PROBLEM
Check each line of the records for "JSON"; collect those that have it.

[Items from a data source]
###

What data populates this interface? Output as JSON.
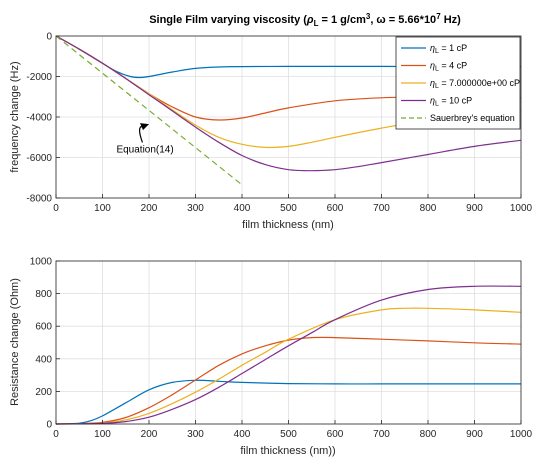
{
  "chart_data": [
    {
      "type": "line",
      "title_main": "Single Film varying viscosity (",
      "title_rho": "ρ",
      "title_rho_sub": "L",
      "title_mid": " = 1 g/cm",
      "title_sup": "3",
      "title_omega": ", ω = 5.66*10",
      "title_sup2": "7",
      "title_end": " Hz)",
      "xlabel": "film thickness (nm)",
      "ylabel": "frequency change (Hz)",
      "xlim": [
        0,
        1000
      ],
      "ylim": [
        -8000,
        0
      ],
      "xticks": [
        0,
        100,
        200,
        300,
        400,
        500,
        600,
        700,
        800,
        900,
        1000
      ],
      "yticks": [
        0,
        -2000,
        -4000,
        -6000,
        -8000
      ],
      "ytick_labels": [
        "0",
        "-2000",
        "-4000",
        "-6000",
        "-8000"
      ],
      "grid": true,
      "legend_position": "top-right",
      "annotation": "Equation(14)",
      "annotation_point": [
        200,
        -4350
      ],
      "annotation_text_at": [
        130,
        -5750
      ],
      "series": [
        {
          "name": "η",
          "sub": "L",
          "suffix": " = 1 cP",
          "color": "#0072BD",
          "dash": false,
          "x": [
            0,
            50,
            100,
            130,
            160,
            180,
            200,
            250,
            300,
            350,
            400,
            500,
            600,
            700,
            800,
            900,
            1000
          ],
          "y": [
            0,
            -650,
            -1350,
            -1750,
            -2000,
            -2050,
            -2000,
            -1780,
            -1600,
            -1530,
            -1510,
            -1500,
            -1500,
            -1500,
            -1510,
            -1510,
            -1510
          ]
        },
        {
          "name": "η",
          "sub": "L",
          "suffix": " = 4 cP",
          "color": "#D95319",
          "dash": false,
          "x": [
            0,
            50,
            100,
            150,
            200,
            250,
            300,
            350,
            400,
            450,
            500,
            600,
            700,
            800,
            900,
            1000
          ],
          "y": [
            0,
            -650,
            -1350,
            -2100,
            -2850,
            -3500,
            -4000,
            -4150,
            -4050,
            -3800,
            -3550,
            -3200,
            -3050,
            -3000,
            -3020,
            -3050
          ]
        },
        {
          "name": "η",
          "sub": "L",
          "suffix": " = 7.000000e+00 cP",
          "color": "#EDB120",
          "dash": false,
          "x": [
            0,
            50,
            100,
            150,
            200,
            250,
            300,
            350,
            400,
            450,
            500,
            550,
            600,
            700,
            800,
            900,
            1000
          ],
          "y": [
            0,
            -650,
            -1350,
            -2100,
            -2850,
            -3650,
            -4400,
            -5000,
            -5350,
            -5500,
            -5450,
            -5250,
            -5000,
            -4550,
            -4150,
            -3850,
            -3650
          ]
        },
        {
          "name": "η",
          "sub": "L",
          "suffix": " = 10 cP",
          "color": "#7E2F8E",
          "dash": false,
          "x": [
            0,
            50,
            100,
            150,
            200,
            250,
            300,
            350,
            400,
            450,
            500,
            550,
            600,
            650,
            700,
            800,
            900,
            1000
          ],
          "y": [
            0,
            -650,
            -1350,
            -2100,
            -2900,
            -3700,
            -4500,
            -5250,
            -5900,
            -6350,
            -6600,
            -6650,
            -6600,
            -6450,
            -6250,
            -5850,
            -5450,
            -5150
          ]
        },
        {
          "name": "Sauerbrey's equation",
          "sub": "",
          "suffix": "",
          "color": "#77AC30",
          "dash": true,
          "x": [
            0,
            400
          ],
          "y": [
            0,
            -7350
          ]
        }
      ]
    },
    {
      "type": "line",
      "xlabel": "film thickness (nm))",
      "ylabel": "Resistance change (Ohm)",
      "xlim": [
        0,
        1000
      ],
      "ylim": [
        0,
        1000
      ],
      "xticks": [
        0,
        100,
        200,
        300,
        400,
        500,
        600,
        700,
        800,
        900,
        1000
      ],
      "yticks": [
        0,
        200,
        400,
        600,
        800,
        1000
      ],
      "grid": true,
      "series": [
        {
          "color": "#0072BD",
          "x": [
            0,
            50,
            75,
            100,
            150,
            200,
            250,
            300,
            350,
            400,
            500,
            600,
            700,
            800,
            900,
            1000
          ],
          "y": [
            0,
            5,
            20,
            50,
            130,
            210,
            255,
            268,
            262,
            255,
            248,
            246,
            246,
            246,
            246,
            246
          ]
        },
        {
          "color": "#D95319",
          "x": [
            0,
            50,
            100,
            150,
            200,
            250,
            300,
            350,
            400,
            450,
            500,
            550,
            600,
            700,
            800,
            900,
            1000
          ],
          "y": [
            0,
            2,
            10,
            40,
            100,
            180,
            270,
            360,
            430,
            480,
            515,
            530,
            530,
            520,
            510,
            498,
            490
          ]
        },
        {
          "color": "#EDB120",
          "x": [
            0,
            50,
            100,
            150,
            200,
            250,
            300,
            350,
            400,
            450,
            500,
            600,
            700,
            750,
            800,
            900,
            1000
          ],
          "y": [
            0,
            1,
            6,
            25,
            65,
            125,
            195,
            275,
            360,
            440,
            520,
            640,
            700,
            710,
            710,
            700,
            685
          ]
        },
        {
          "color": "#7E2F8E",
          "x": [
            0,
            50,
            100,
            150,
            200,
            250,
            300,
            350,
            400,
            450,
            500,
            550,
            600,
            700,
            800,
            900,
            1000
          ],
          "y": [
            0,
            1,
            4,
            15,
            42,
            90,
            150,
            225,
            310,
            395,
            480,
            560,
            640,
            760,
            825,
            845,
            845
          ]
        }
      ]
    }
  ]
}
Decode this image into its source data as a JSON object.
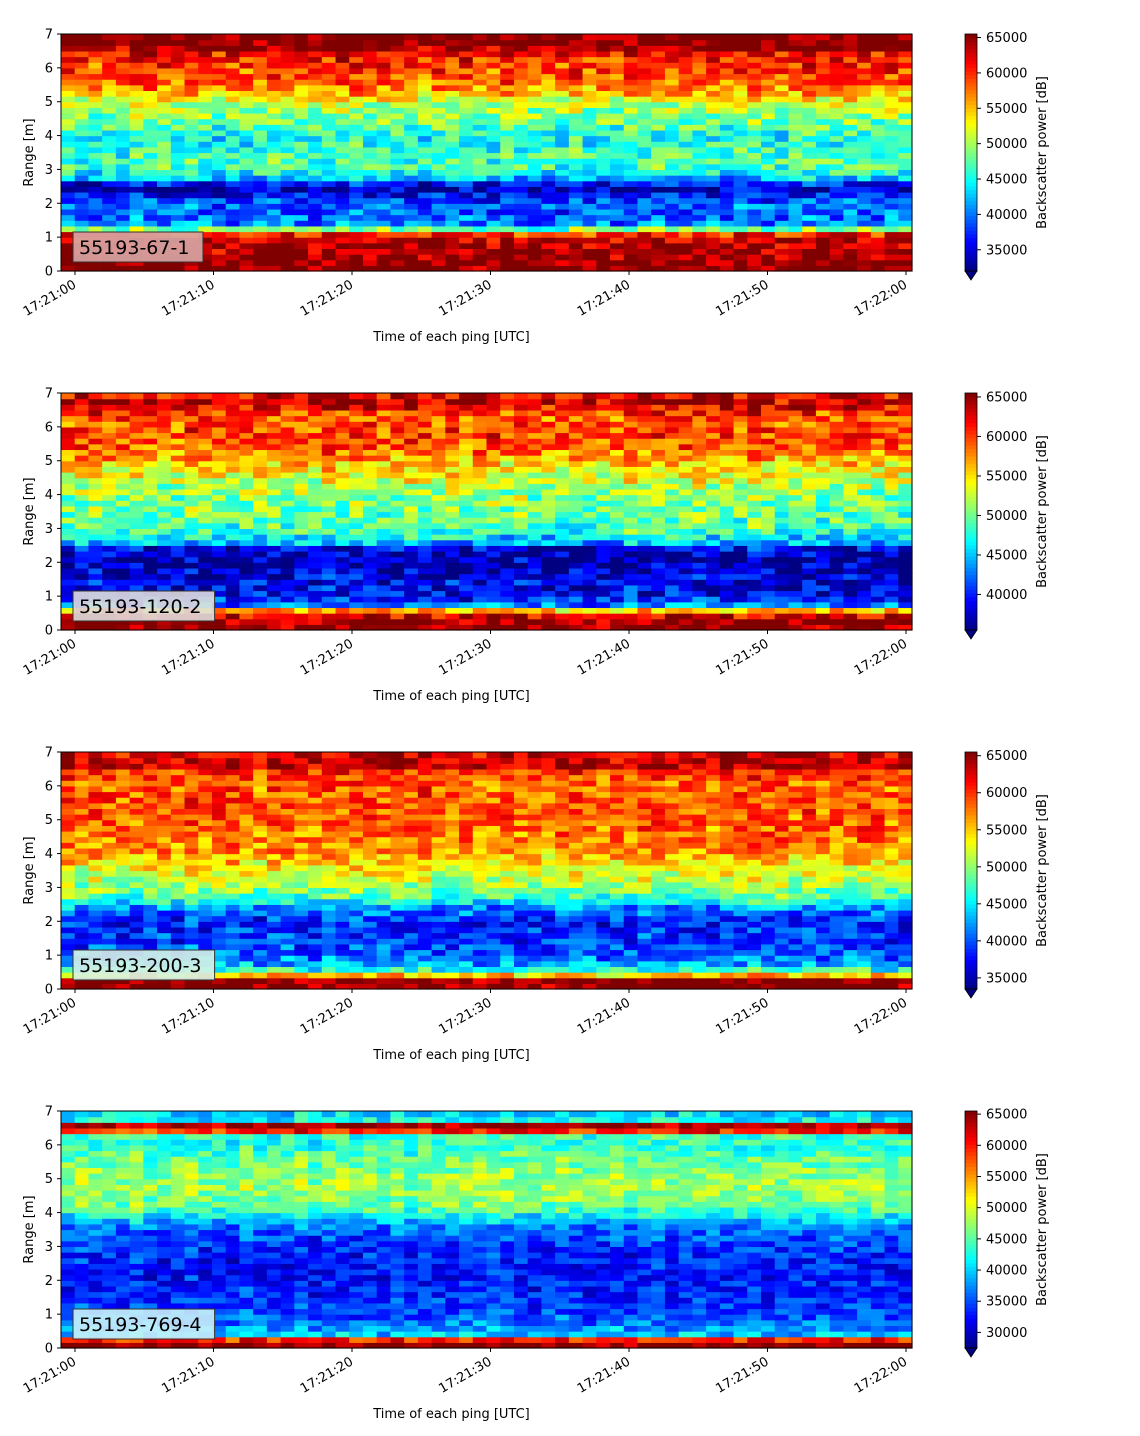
{
  "chart_data": [
    {
      "type": "heatmap",
      "label": "55193-67-1",
      "label_bg": "#d7a7a5",
      "xlabel": "Time of each ping [UTC]",
      "ylabel": "Range [m]",
      "xticks": [
        "17:21:00",
        "17:21:10",
        "17:21:20",
        "17:21:30",
        "17:21:40",
        "17:21:50",
        "17:22:00"
      ],
      "yticks": [
        0,
        1,
        2,
        3,
        4,
        5,
        6,
        7
      ],
      "ylim": [
        0,
        7
      ],
      "colorbar_label": "Backscatter power [dB]",
      "colorbar_ticks": [
        35000,
        40000,
        45000,
        50000,
        55000,
        60000,
        65000
      ],
      "colorbar_range": [
        32000,
        65500
      ],
      "colormap": "jet",
      "profile": [
        [
          0,
          65500
        ],
        [
          0.22,
          65500
        ],
        [
          0.95,
          63000
        ],
        [
          1.1,
          60000
        ],
        [
          1.2,
          52000
        ],
        [
          1.35,
          41000
        ],
        [
          1.7,
          39000
        ],
        [
          1.95,
          40000
        ],
        [
          2.2,
          37000
        ],
        [
          2.5,
          33000
        ],
        [
          2.7,
          41000
        ],
        [
          3.0,
          47000
        ],
        [
          3.5,
          46500
        ],
        [
          4.0,
          45000
        ],
        [
          4.5,
          49000
        ],
        [
          5.0,
          51000
        ],
        [
          5.2,
          55000
        ],
        [
          5.6,
          58000
        ],
        [
          6.0,
          59500
        ],
        [
          6.4,
          61000
        ],
        [
          6.55,
          64000
        ],
        [
          6.65,
          65500
        ],
        [
          7.0,
          65500
        ]
      ],
      "noise": 4000
    },
    {
      "type": "heatmap",
      "label": "55193-120-2",
      "label_bg": "#dfdcdc",
      "xlabel": "Time of each ping [UTC]",
      "ylabel": "Range [m]",
      "xticks": [
        "17:21:00",
        "17:21:10",
        "17:21:20",
        "17:21:30",
        "17:21:40",
        "17:21:50",
        "17:22:00"
      ],
      "yticks": [
        0,
        1,
        2,
        3,
        4,
        5,
        6,
        7
      ],
      "ylim": [
        0,
        7
      ],
      "colorbar_label": "Backscatter power [dB]",
      "colorbar_ticks": [
        40000,
        45000,
        50000,
        55000,
        60000,
        65000
      ],
      "colorbar_range": [
        35500,
        65500
      ],
      "colormap": "jet",
      "profile": [
        [
          0,
          65500
        ],
        [
          0.3,
          65500
        ],
        [
          0.55,
          60000
        ],
        [
          0.7,
          44000
        ],
        [
          1.0,
          39500
        ],
        [
          1.5,
          38500
        ],
        [
          2.0,
          37000
        ],
        [
          2.4,
          38500
        ],
        [
          2.6,
          45000
        ],
        [
          3.0,
          49000
        ],
        [
          3.5,
          50000
        ],
        [
          4.0,
          51000
        ],
        [
          4.5,
          53500
        ],
        [
          5.0,
          56000
        ],
        [
          5.3,
          59000
        ],
        [
          5.8,
          60000
        ],
        [
          6.2,
          59000
        ],
        [
          6.5,
          61000
        ],
        [
          6.7,
          64000
        ],
        [
          7.0,
          62000
        ]
      ],
      "noise": 3800
    },
    {
      "type": "heatmap",
      "label": "55193-200-3",
      "label_bg": "#d6f1e6",
      "xlabel": "Time of each ping [UTC]",
      "ylabel": "Range [m]",
      "xticks": [
        "17:21:00",
        "17:21:10",
        "17:21:20",
        "17:21:30",
        "17:21:40",
        "17:21:50",
        "17:22:00"
      ],
      "yticks": [
        0,
        1,
        2,
        3,
        4,
        5,
        6,
        7
      ],
      "ylim": [
        0,
        7
      ],
      "colorbar_label": "Backscatter power [dB]",
      "colorbar_ticks": [
        35000,
        40000,
        45000,
        50000,
        55000,
        60000,
        65000
      ],
      "colorbar_range": [
        33500,
        65500
      ],
      "colormap": "jet",
      "profile": [
        [
          0,
          65500
        ],
        [
          0.35,
          65500
        ],
        [
          0.45,
          50000
        ],
        [
          0.7,
          43000
        ],
        [
          1.0,
          41000
        ],
        [
          1.5,
          39000
        ],
        [
          2.0,
          38500
        ],
        [
          2.4,
          42000
        ],
        [
          2.7,
          48000
        ],
        [
          3.0,
          50000
        ],
        [
          3.5,
          53000
        ],
        [
          4.0,
          56500
        ],
        [
          4.5,
          58000
        ],
        [
          5.0,
          58500
        ],
        [
          5.5,
          59000
        ],
        [
          6.0,
          58500
        ],
        [
          6.4,
          60000
        ],
        [
          6.6,
          64000
        ],
        [
          6.9,
          63000
        ],
        [
          7.0,
          62000
        ]
      ],
      "noise": 3600
    },
    {
      "type": "heatmap",
      "label": "55193-769-4",
      "label_bg": "#c9eef9",
      "xlabel": "Time of each ping [UTC]",
      "ylabel": "Range [m]",
      "xticks": [
        "17:21:00",
        "17:21:10",
        "17:21:20",
        "17:21:30",
        "17:21:40",
        "17:21:50",
        "17:22:00"
      ],
      "yticks": [
        0,
        1,
        2,
        3,
        4,
        5,
        6,
        7
      ],
      "ylim": [
        0,
        7
      ],
      "colorbar_label": "Backscatter power [dB]",
      "colorbar_ticks": [
        30000,
        35000,
        40000,
        45000,
        50000,
        55000,
        60000,
        65000
      ],
      "colorbar_range": [
        27500,
        65500
      ],
      "colormap": "jet",
      "profile": [
        [
          0,
          65500
        ],
        [
          0.18,
          65500
        ],
        [
          0.28,
          57000
        ],
        [
          0.4,
          40000
        ],
        [
          0.8,
          36000
        ],
        [
          1.5,
          33500
        ],
        [
          2.0,
          33000
        ],
        [
          2.5,
          33000
        ],
        [
          3.0,
          34000
        ],
        [
          3.5,
          36000
        ],
        [
          3.8,
          40000
        ],
        [
          4.2,
          46000
        ],
        [
          4.8,
          48000
        ],
        [
          5.5,
          46000
        ],
        [
          6.0,
          43000
        ],
        [
          6.3,
          44000
        ],
        [
          6.45,
          64000
        ],
        [
          6.6,
          64000
        ],
        [
          6.7,
          42000
        ],
        [
          7.0,
          40000
        ]
      ],
      "noise": 3500
    }
  ]
}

###

FINAL RESULT
What data populates this interface? Output as JSON.
Decode this image into its source data as a JSON object.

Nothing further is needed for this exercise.